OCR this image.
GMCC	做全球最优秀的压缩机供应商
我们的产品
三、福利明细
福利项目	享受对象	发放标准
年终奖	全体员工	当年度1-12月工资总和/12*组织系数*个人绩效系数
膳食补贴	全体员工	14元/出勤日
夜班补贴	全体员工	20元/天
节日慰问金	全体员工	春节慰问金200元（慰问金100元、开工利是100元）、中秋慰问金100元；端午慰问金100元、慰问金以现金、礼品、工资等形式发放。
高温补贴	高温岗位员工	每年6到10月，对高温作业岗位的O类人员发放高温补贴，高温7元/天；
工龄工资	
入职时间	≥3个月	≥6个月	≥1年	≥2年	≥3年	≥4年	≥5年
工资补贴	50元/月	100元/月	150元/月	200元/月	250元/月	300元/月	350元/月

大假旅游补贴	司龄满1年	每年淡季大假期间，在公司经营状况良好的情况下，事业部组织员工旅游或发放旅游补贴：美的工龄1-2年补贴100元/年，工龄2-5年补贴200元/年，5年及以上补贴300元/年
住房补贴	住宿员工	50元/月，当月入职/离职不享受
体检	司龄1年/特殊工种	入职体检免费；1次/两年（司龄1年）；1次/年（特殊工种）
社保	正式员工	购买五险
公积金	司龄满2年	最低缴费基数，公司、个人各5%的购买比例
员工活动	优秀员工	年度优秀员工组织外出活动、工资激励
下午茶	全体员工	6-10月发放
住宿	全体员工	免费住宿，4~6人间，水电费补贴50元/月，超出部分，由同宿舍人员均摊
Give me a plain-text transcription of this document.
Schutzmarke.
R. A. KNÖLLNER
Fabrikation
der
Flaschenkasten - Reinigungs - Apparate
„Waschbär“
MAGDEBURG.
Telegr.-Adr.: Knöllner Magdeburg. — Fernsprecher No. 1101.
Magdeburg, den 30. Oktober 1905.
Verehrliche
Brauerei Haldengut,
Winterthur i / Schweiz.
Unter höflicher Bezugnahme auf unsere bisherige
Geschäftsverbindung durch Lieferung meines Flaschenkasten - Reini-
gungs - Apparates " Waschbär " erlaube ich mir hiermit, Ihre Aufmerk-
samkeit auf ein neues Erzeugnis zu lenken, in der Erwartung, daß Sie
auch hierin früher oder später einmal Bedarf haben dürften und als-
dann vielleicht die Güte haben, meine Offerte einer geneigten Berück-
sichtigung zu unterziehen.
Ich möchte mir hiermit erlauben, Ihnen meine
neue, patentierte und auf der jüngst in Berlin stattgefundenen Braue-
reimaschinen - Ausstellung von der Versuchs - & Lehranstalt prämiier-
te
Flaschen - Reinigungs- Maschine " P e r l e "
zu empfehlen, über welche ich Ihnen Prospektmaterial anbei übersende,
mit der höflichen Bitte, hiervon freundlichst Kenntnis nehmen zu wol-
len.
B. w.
■ ■ ■ ■
WHAT IS BEING ASKED. Copy every line of the entries above in which "this" occurs.

ANSWER IN FULL.
OCR this image.
Give me a plain-text transcription of this document.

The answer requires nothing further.